Copy the records word for word from the first line through the line containing "x-tick-label: 7/1/2021 xyxy=(277,526,391,559)", including both end lines, and nothing beyond them.

────────────────────────────────────────

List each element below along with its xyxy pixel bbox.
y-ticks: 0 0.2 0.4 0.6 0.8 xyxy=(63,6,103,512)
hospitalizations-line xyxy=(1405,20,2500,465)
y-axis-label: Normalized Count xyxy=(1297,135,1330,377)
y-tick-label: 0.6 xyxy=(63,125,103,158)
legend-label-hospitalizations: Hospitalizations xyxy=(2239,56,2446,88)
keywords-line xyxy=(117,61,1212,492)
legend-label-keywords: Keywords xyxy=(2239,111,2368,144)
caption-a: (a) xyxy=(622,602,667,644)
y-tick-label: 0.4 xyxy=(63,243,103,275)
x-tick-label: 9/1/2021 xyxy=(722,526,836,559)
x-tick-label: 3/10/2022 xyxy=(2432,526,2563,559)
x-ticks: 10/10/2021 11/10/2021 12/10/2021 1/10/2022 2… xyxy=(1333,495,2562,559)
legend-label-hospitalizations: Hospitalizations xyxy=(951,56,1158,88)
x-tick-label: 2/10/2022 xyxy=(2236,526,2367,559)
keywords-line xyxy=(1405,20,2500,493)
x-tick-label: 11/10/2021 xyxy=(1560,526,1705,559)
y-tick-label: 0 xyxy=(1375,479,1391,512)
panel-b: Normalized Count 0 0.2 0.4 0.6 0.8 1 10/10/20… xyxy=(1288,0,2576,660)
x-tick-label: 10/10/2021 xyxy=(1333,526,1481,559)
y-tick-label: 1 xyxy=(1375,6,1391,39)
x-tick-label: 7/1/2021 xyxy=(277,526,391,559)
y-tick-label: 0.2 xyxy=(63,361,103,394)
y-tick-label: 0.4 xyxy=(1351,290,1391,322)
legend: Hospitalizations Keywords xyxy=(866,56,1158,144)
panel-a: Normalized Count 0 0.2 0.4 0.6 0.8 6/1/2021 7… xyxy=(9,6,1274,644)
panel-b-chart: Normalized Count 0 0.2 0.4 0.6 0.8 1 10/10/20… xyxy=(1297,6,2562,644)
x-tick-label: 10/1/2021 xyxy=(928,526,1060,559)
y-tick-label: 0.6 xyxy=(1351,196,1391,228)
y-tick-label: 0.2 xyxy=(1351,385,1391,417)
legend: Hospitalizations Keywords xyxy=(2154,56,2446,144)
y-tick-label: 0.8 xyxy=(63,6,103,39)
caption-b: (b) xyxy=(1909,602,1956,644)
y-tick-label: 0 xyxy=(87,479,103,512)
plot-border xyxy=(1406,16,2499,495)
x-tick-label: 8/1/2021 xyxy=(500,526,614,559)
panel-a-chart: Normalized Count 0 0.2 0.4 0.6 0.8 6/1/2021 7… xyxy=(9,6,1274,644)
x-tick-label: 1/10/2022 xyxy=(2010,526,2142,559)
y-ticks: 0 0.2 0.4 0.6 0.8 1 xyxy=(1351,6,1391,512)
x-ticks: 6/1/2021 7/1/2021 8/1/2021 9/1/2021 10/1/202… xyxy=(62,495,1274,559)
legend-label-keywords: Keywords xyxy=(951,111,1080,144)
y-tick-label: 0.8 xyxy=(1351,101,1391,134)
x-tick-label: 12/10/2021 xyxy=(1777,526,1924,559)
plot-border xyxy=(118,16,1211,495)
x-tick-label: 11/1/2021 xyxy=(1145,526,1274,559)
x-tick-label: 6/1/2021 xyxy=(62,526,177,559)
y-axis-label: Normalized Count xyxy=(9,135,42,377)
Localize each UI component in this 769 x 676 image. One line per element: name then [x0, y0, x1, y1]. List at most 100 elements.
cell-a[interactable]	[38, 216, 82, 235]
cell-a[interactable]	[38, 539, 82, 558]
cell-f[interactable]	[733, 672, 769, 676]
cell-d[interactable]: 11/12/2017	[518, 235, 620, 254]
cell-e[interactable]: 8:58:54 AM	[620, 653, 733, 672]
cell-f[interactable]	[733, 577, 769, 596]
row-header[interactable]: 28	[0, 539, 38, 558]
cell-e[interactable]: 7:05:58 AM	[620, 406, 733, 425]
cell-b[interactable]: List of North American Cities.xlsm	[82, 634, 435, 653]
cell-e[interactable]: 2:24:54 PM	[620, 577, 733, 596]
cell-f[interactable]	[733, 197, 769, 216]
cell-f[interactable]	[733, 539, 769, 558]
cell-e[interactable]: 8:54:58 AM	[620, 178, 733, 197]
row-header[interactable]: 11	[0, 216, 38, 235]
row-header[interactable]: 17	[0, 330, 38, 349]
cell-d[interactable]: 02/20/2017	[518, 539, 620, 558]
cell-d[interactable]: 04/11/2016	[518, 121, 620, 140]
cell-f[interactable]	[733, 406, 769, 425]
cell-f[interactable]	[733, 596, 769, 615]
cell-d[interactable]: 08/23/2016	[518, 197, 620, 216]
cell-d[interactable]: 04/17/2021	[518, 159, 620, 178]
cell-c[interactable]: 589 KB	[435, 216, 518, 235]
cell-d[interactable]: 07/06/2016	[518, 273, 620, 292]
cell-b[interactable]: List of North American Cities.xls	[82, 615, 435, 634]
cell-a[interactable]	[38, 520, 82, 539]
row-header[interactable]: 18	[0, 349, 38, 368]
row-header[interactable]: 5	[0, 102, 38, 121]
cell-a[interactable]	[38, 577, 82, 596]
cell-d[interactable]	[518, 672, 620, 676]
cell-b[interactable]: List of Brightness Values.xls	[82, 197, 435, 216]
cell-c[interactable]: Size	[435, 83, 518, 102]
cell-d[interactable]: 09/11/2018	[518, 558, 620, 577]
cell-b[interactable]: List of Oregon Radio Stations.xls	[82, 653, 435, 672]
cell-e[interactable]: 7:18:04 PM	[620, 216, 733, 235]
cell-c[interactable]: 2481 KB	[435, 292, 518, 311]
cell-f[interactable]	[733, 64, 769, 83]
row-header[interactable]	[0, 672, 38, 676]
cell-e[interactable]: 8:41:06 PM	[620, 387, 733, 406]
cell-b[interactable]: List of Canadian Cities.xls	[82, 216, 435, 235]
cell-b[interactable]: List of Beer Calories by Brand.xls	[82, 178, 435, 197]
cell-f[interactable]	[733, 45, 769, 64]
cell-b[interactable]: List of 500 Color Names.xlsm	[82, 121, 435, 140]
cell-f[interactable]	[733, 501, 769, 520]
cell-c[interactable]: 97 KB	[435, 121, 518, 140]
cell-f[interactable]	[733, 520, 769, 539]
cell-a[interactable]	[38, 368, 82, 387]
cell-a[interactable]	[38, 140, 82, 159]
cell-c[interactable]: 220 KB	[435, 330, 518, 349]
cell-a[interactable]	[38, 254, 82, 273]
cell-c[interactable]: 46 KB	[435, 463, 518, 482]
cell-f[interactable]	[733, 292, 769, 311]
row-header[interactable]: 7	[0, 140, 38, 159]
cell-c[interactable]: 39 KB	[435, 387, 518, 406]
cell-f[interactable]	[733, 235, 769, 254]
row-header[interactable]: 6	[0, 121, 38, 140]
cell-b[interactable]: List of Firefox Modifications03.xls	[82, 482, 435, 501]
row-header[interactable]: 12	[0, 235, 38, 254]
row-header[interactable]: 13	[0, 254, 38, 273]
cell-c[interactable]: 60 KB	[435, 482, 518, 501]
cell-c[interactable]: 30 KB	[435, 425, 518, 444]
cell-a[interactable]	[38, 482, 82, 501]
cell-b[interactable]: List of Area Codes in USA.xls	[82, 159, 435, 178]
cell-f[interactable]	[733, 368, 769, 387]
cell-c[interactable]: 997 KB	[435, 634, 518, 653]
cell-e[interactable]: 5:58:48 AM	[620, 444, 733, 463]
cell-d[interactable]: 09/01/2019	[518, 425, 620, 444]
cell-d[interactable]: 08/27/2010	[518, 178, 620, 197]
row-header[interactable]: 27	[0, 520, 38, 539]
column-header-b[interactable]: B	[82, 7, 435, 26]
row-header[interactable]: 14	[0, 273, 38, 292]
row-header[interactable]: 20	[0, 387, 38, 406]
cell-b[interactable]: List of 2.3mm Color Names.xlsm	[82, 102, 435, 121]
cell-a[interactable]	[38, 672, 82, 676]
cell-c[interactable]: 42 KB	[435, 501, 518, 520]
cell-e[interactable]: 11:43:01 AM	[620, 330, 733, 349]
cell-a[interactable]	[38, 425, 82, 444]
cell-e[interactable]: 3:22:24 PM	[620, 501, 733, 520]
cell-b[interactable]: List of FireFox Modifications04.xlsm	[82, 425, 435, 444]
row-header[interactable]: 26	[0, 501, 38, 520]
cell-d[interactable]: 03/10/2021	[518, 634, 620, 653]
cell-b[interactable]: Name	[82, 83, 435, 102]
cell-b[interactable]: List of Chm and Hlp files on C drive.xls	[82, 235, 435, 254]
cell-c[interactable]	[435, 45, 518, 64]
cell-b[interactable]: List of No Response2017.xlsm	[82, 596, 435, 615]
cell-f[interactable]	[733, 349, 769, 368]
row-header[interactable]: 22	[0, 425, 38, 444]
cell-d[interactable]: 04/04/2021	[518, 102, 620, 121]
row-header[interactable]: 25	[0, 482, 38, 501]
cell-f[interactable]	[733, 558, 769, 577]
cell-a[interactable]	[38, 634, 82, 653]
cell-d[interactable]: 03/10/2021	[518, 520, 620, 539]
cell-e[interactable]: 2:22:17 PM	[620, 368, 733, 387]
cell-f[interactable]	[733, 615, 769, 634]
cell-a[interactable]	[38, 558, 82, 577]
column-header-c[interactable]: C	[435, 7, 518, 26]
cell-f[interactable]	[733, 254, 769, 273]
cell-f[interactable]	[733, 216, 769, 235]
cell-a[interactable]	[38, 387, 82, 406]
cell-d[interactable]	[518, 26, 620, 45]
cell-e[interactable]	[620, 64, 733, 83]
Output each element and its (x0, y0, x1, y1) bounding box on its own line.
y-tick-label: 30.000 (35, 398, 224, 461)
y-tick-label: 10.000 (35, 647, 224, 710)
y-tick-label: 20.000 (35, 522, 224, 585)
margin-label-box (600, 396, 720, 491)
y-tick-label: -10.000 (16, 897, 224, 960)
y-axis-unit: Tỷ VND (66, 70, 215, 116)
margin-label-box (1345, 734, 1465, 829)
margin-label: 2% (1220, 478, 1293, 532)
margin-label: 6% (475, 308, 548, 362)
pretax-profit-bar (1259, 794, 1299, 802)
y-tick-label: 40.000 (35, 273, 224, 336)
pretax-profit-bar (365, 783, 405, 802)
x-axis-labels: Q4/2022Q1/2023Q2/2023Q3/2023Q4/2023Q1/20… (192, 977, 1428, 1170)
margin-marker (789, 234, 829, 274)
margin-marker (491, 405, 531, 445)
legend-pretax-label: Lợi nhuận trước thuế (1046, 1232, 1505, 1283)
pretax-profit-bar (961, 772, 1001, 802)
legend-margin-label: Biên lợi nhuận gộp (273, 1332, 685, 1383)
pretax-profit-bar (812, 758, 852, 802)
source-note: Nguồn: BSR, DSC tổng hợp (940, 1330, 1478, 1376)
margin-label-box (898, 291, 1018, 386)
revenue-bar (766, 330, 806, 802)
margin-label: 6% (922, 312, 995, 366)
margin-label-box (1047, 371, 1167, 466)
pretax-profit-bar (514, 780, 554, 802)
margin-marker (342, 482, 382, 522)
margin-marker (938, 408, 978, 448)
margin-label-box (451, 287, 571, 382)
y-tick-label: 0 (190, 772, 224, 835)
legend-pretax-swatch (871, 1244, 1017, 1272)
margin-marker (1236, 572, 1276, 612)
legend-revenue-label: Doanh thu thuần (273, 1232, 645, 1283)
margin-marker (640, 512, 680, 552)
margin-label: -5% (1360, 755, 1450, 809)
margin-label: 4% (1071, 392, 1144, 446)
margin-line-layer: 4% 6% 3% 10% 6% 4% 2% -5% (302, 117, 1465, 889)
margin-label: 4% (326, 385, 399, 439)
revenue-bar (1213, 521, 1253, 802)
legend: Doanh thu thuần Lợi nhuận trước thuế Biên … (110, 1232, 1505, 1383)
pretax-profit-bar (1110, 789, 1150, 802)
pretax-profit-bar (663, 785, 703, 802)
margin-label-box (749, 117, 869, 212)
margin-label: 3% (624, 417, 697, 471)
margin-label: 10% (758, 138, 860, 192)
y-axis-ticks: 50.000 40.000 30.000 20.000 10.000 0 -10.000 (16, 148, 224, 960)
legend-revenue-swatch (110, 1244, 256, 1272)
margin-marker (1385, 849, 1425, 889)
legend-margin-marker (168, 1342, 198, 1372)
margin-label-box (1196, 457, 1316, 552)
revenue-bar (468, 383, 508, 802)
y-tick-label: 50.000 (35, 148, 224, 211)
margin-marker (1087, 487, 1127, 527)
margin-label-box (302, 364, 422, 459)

────────────────────────────────────────

» **Response to this exercise**:
List each element below along with its xyxy pixel bbox.
y-ticks: 0 0.2 0.4 0.6 0.8 xyxy=(63,6,103,512)
hospitalizations-line xyxy=(1405,20,2500,465)
y-axis-label: Normalized Count xyxy=(1297,135,1330,377)
y-tick-label: 0.6 xyxy=(63,125,103,158)
legend-label-hospitalizations: Hospitalizations xyxy=(2239,56,2446,88)
keywords-line xyxy=(117,61,1212,492)
legend-label-keywords: Keywords xyxy=(2239,111,2368,144)
caption-a: (a) xyxy=(622,602,667,644)
y-tick-label: 0.4 xyxy=(63,243,103,275)
x-tick-label: 9/1/2021 xyxy=(722,526,836,559)
x-tick-label: 3/10/2022 xyxy=(2432,526,2563,559)
x-ticks: 10/10/2021 11/10/2021 12/10/2021 1/10/2022 2… xyxy=(1333,495,2562,559)
legend-label-hospitalizations: Hospitalizations xyxy=(951,56,1158,88)
x-tick-label: 2/10/2022 xyxy=(2236,526,2367,559)
keywords-line xyxy=(1405,20,2500,493)
x-tick-label: 11/10/2021 xyxy=(1560,526,1705,559)
y-tick-label: 0 xyxy=(1375,479,1391,512)
panel-b: Normalized Count 0 0.2 0.4 0.6 0.8 1 10/10/20… xyxy=(1288,0,2576,660)
x-tick-label: 10/10/2021 xyxy=(1333,526,1481,559)
y-tick-label: 1 xyxy=(1375,6,1391,39)
x-tick-label: 7/1/2021 xyxy=(277,526,391,559)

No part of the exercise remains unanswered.